Instruction:
Restate the material word for word and leave out anything that is a picture.

[Figure content listings]
****

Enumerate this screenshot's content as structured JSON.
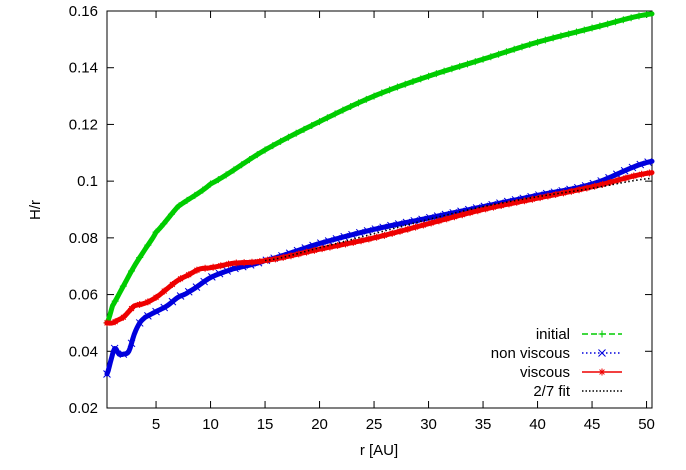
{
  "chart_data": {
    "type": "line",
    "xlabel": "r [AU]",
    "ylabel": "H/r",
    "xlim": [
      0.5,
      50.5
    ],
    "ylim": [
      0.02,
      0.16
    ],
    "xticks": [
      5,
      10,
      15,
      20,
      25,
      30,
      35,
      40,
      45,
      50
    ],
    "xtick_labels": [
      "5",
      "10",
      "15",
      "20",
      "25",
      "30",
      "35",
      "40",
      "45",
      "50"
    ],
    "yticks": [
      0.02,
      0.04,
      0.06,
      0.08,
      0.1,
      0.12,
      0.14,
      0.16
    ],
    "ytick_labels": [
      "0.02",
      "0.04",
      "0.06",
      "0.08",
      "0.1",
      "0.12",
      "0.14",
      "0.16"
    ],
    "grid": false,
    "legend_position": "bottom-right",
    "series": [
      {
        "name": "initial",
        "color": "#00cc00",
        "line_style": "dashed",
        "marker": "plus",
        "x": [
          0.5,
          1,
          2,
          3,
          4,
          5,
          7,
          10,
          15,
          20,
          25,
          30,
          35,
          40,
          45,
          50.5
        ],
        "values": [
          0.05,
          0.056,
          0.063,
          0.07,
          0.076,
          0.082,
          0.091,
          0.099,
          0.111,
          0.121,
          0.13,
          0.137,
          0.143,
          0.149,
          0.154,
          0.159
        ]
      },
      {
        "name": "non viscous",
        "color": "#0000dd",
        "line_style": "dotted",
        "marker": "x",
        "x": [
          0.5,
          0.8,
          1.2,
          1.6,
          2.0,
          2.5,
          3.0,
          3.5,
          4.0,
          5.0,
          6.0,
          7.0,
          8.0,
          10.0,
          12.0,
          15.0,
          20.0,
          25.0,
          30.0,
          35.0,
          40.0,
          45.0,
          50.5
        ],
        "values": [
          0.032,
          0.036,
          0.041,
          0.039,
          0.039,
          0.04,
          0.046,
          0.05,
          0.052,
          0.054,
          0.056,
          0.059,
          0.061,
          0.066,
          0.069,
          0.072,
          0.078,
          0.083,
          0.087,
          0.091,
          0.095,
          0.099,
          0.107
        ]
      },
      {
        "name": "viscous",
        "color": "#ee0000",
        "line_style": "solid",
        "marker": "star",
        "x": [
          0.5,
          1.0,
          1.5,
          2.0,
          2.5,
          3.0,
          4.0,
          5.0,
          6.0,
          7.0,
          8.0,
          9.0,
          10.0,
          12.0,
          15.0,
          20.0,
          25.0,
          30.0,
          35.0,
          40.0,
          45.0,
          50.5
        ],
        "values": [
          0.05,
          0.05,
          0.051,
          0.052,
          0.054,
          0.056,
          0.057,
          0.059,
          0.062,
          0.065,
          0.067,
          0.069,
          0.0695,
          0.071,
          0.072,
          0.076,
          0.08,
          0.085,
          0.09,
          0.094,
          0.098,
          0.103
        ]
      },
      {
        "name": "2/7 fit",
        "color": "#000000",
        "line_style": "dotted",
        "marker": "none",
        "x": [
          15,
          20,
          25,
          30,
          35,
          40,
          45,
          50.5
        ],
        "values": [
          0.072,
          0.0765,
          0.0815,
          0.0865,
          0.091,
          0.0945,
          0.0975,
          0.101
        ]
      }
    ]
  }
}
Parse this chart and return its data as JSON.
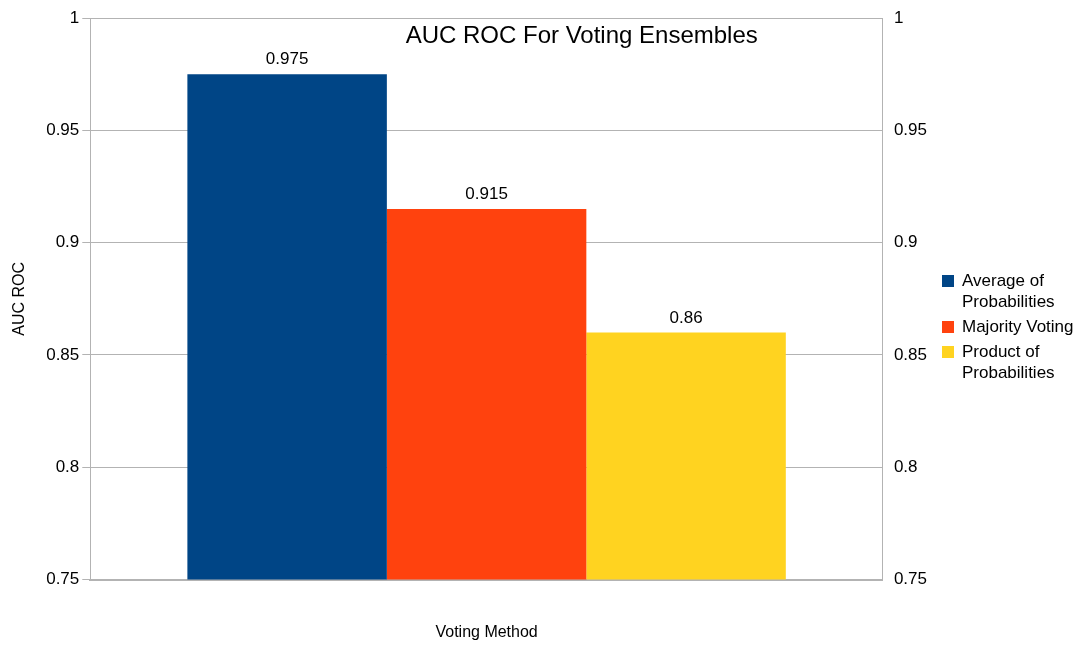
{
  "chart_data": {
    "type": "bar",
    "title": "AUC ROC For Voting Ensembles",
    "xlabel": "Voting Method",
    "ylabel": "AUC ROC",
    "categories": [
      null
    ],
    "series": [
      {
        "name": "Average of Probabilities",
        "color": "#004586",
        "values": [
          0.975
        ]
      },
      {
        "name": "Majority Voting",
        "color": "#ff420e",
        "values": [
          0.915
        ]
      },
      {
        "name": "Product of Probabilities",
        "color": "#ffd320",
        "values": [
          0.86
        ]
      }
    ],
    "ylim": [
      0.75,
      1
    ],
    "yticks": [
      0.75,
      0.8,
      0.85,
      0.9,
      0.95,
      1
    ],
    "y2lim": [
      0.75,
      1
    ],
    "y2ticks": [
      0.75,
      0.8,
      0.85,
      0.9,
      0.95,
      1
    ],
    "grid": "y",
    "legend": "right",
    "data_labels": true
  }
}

****

Written response:
Enumerate this screenshot's content as structured JSON.
{
  "chart_data": {
    "type": "line",
    "xlabel": "r [AU]",
    "ylabel": "H/r",
    "xlim": [
      0.5,
      50.5
    ],
    "ylim": [
      0.02,
      0.16
    ],
    "xticks": [
      5,
      10,
      15,
      20,
      25,
      30,
      35,
      40,
      45,
      50
    ],
    "xtick_labels": [
      "5",
      "10",
      "15",
      "20",
      "25",
      "30",
      "35",
      "40",
      "45",
      "50"
    ],
    "yticks": [
      0.02,
      0.04,
      0.06,
      0.08,
      0.1,
      0.12,
      0.14,
      0.16
    ],
    "ytick_labels": [
      "0.02",
      "0.04",
      "0.06",
      "0.08",
      "0.1",
      "0.12",
      "0.14",
      "0.16"
    ],
    "grid": false,
    "legend_position": "bottom-right",
    "series": [
      {
        "name": "initial",
        "color": "#00cc00",
        "line_style": "dashed",
        "marker": "plus",
        "x": [
          0.5,
          1,
          2,
          3,
          4,
          5,
          7,
          10,
          15,
          20,
          25,
          30,
          35,
          40,
          45,
          50.5
        ],
        "values": [
          0.05,
          0.056,
          0.063,
          0.07,
          0.076,
          0.082,
          0.091,
          0.099,
          0.111,
          0.121,
          0.13,
          0.137,
          0.143,
          0.149,
          0.154,
          0.159
        ]
      },
      {
        "name": "non viscous",
        "color": "#0000dd",
        "line_style": "dotted",
        "marker": "x",
        "x": [
          0.5,
          0.8,
          1.2,
          1.6,
          2.0,
          2.5,
          3.0,
          3.5,
          4.0,
          5.0,
          6.0,
          7.0,
          8.0,
          10.0,
          12.0,
          15.0,
          20.0,
          25.0,
          30.0,
          35.0,
          40.0,
          45.0,
          50.5
        ],
        "values": [
          0.032,
          0.036,
          0.041,
          0.039,
          0.039,
          0.04,
          0.046,
          0.05,
          0.052,
          0.054,
          0.056,
          0.059,
          0.061,
          0.066,
          0.069,
          0.072,
          0.078,
          0.083,
          0.087,
          0.091,
          0.095,
          0.099,
          0.107
        ]
      },
      {
        "name": "viscous",
        "color": "#ee0000",
        "line_style": "solid",
        "marker": "star",
        "x": [
          0.5,
          1.0,
          1.5,
          2.0,
          2.5,
          3.0,
          4.0,
          5.0,
          6.0,
          7.0,
          8.0,
          9.0,
          10.0,
          12.0,
          15.0,
          20.0,
          25.0,
          30.0,
          35.0,
          40.0,
          45.0,
          50.5
        ],
        "values": [
          0.05,
          0.05,
          0.051,
          0.052,
          0.054,
          0.056,
          0.057,
          0.059,
          0.062,
          0.065,
          0.067,
          0.069,
          0.0695,
          0.071,
          0.072,
          0.076,
          0.08,
          0.085,
          0.09,
          0.094,
          0.098,
          0.103
        ]
      },
      {
        "name": "2/7 fit",
        "color": "#000000",
        "line_style": "dotted",
        "marker": "none",
        "x": [
          15,
          20,
          25,
          30,
          35,
          40,
          45,
          50.5
        ],
        "values": [
          0.072,
          0.0765,
          0.0815,
          0.0865,
          0.091,
          0.0945,
          0.0975,
          0.101
        ]
      }
    ]
  }
}
Parse this chart and return its data as JSON.
{
  "chart_data": {
    "type": "bar",
    "title": "AUC ROC For Voting Ensembles",
    "xlabel": "Voting Method",
    "ylabel": "AUC ROC",
    "categories": [
      null
    ],
    "series": [
      {
        "name": "Average of Probabilities",
        "color": "#004586",
        "values": [
          0.975
        ]
      },
      {
        "name": "Majority Voting",
        "color": "#ff420e",
        "values": [
          0.915
        ]
      },
      {
        "name": "Product of Probabilities",
        "color": "#ffd320",
        "values": [
          0.86
        ]
      }
    ],
    "ylim": [
      0.75,
      1
    ],
    "yticks": [
      0.75,
      0.8,
      0.85,
      0.9,
      0.95,
      1
    ],
    "y2lim": [
      0.75,
      1
    ],
    "y2ticks": [
      0.75,
      0.8,
      0.85,
      0.9,
      0.95,
      1
    ],
    "grid": "y",
    "legend": "right",
    "data_labels": true
  }
}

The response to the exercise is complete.